## PROBLEM DETAILS
Pull out every line with the word "ylabel".

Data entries
· · · · ·
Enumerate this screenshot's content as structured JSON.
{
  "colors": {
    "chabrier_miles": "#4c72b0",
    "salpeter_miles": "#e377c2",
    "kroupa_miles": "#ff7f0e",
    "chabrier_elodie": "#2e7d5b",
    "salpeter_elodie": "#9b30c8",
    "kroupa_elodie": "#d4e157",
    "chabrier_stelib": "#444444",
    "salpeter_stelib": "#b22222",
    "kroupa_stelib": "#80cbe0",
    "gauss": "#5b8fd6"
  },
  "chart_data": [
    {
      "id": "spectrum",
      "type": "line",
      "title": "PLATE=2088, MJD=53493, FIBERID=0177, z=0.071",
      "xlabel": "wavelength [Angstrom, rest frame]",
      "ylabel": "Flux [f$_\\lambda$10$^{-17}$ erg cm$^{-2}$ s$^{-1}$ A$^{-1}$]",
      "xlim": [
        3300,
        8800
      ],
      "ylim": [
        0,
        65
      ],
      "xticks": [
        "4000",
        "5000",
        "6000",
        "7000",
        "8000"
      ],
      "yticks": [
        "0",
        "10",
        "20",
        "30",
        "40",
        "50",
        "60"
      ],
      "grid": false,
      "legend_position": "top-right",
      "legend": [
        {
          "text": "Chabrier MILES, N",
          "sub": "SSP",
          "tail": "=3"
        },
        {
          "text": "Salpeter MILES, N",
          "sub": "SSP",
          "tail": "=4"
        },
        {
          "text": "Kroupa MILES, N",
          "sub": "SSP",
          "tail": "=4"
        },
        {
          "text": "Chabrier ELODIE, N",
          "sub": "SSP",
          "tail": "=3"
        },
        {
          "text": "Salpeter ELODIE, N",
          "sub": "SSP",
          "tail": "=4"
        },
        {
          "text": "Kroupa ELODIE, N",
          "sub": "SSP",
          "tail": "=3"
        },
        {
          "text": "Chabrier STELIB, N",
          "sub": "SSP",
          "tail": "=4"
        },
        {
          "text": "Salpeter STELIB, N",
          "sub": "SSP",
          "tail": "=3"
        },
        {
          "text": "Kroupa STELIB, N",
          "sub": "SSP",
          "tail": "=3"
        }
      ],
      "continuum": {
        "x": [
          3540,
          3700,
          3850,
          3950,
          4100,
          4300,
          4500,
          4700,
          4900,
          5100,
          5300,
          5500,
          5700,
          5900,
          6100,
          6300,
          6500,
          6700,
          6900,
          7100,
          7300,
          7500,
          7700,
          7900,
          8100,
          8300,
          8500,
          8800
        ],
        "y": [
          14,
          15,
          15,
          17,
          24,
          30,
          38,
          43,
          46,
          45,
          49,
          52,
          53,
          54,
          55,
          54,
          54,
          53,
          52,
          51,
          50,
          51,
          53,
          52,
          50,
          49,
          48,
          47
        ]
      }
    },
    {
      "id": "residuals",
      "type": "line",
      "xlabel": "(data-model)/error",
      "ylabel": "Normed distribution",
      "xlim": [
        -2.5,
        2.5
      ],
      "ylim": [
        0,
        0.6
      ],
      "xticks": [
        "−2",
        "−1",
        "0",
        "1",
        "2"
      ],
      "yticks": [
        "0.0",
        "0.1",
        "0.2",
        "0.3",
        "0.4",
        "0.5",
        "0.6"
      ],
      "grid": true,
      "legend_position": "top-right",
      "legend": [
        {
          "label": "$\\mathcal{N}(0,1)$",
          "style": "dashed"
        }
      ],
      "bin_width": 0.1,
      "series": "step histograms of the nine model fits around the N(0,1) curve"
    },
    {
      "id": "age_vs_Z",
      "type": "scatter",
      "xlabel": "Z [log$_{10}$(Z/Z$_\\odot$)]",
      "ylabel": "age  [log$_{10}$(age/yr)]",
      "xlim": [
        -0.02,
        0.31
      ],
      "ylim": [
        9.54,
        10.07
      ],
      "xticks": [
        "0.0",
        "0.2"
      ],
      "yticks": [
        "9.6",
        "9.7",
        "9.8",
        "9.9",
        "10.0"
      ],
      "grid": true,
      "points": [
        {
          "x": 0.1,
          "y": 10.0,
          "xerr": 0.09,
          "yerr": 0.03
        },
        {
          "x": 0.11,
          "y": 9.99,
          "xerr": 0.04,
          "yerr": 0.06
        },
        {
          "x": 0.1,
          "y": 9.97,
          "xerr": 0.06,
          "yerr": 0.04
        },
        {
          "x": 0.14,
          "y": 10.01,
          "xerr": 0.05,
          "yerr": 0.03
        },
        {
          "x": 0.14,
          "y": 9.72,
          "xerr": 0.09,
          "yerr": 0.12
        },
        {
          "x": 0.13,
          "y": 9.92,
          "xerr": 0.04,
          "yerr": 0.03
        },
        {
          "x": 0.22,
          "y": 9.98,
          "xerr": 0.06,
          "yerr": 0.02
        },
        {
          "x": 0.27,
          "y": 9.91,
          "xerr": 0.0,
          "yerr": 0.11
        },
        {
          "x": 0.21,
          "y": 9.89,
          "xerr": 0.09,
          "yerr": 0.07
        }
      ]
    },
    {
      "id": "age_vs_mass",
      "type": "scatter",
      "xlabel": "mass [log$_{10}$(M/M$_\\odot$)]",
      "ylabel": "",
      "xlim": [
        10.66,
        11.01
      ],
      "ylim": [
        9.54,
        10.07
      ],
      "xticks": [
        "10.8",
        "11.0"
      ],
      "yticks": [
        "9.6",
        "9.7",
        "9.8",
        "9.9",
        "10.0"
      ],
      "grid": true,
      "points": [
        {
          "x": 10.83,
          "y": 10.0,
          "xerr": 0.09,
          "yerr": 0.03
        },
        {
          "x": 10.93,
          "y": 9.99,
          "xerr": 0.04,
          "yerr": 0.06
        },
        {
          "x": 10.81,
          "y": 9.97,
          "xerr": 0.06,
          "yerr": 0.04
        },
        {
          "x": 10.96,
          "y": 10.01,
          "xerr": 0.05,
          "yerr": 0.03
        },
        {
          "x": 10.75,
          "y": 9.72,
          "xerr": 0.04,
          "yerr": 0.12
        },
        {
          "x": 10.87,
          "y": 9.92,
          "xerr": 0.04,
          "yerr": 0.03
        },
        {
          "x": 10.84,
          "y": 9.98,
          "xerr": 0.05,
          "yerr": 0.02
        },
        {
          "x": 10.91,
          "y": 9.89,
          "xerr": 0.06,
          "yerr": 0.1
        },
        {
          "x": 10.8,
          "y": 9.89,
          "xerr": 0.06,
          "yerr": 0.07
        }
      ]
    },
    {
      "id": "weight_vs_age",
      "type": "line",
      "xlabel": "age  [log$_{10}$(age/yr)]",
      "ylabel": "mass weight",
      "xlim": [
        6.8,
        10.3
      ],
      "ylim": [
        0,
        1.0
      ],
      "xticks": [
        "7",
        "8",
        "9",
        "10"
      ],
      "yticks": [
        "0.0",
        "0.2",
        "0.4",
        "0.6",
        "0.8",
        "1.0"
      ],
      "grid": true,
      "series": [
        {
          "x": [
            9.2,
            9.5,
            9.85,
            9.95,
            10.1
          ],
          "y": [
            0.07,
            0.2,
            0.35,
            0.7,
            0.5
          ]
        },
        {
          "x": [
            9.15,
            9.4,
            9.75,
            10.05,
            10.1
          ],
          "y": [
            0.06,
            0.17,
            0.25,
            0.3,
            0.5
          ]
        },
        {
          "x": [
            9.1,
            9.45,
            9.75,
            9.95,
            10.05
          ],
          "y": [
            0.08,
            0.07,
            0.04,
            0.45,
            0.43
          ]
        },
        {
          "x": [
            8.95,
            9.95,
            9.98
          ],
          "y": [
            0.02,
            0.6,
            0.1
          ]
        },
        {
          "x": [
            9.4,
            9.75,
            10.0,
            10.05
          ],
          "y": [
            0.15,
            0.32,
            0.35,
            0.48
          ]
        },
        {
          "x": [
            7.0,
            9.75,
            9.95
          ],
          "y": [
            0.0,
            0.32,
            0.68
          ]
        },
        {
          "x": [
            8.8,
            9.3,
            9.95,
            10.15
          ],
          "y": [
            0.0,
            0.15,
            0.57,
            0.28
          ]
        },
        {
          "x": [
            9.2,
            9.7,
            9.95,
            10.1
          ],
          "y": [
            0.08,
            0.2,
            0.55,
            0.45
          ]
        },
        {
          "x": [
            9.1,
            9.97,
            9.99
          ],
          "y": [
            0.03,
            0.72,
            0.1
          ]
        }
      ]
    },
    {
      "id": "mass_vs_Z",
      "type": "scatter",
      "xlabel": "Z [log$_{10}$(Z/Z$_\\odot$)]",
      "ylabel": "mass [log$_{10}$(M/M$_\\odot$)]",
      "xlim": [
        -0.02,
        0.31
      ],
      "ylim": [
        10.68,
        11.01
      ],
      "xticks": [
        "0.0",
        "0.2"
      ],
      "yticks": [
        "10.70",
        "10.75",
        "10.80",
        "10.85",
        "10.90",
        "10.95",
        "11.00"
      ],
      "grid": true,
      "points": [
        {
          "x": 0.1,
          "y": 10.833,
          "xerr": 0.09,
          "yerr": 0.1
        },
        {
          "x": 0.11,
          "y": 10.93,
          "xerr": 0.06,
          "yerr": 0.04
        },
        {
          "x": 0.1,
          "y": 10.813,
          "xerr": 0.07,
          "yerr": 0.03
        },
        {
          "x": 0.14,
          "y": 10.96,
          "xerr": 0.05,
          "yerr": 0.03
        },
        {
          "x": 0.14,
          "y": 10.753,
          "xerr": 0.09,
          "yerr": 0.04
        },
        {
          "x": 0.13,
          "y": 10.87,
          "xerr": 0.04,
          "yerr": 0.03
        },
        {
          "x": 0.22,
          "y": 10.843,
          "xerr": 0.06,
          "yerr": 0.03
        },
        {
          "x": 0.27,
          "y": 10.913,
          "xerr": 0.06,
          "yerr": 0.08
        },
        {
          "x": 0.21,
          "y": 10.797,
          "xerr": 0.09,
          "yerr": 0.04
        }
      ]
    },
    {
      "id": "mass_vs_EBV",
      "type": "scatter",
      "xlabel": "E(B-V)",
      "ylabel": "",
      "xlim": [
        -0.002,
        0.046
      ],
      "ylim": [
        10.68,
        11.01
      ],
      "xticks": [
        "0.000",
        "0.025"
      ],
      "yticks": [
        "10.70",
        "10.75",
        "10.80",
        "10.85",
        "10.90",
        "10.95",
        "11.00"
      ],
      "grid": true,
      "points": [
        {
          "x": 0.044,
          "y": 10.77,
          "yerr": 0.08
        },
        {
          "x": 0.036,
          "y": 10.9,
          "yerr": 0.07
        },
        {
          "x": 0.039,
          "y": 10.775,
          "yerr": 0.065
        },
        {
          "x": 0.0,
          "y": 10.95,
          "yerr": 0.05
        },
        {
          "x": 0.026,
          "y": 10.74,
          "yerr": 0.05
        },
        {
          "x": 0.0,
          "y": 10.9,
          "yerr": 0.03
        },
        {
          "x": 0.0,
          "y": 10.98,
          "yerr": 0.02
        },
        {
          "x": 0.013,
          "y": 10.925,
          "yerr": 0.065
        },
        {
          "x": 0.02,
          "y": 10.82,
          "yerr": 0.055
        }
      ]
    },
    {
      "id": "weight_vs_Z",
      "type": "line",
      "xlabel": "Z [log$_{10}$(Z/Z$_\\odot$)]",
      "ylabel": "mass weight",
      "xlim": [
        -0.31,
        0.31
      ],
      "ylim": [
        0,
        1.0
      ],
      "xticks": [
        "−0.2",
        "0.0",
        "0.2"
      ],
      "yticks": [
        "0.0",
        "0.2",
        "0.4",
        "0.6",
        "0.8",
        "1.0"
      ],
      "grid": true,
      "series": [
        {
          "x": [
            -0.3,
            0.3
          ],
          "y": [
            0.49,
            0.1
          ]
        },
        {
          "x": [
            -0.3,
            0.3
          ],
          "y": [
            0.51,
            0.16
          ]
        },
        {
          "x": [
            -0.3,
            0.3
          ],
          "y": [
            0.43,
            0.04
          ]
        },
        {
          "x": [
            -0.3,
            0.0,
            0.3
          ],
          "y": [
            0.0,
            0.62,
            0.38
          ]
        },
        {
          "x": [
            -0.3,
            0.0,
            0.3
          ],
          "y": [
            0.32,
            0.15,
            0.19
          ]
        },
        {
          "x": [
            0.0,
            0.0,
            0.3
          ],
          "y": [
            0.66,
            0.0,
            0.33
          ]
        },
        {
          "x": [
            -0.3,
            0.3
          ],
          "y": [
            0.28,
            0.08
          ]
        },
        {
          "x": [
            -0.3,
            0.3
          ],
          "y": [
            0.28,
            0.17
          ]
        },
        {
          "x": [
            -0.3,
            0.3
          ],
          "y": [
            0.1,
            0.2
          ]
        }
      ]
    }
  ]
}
· · · · ·
## CORRECT OUTPUT
      "ylabel": "Flux [f$_\\lambda$10$^{-17}$ erg cm$^{-2}$ s$^{-1}$ A$^{-1}$]",
      "ylabel": "Normed distribution",
      "ylabel": "age  [log$_{10}$(age/yr)]",
      "ylabel": "",
      "ylabel": "mass weight",
      "ylabel": "mass [log$_{10}$(M/M$_\\odot$)]",
      "ylabel": "",
      "ylabel": "mass weight",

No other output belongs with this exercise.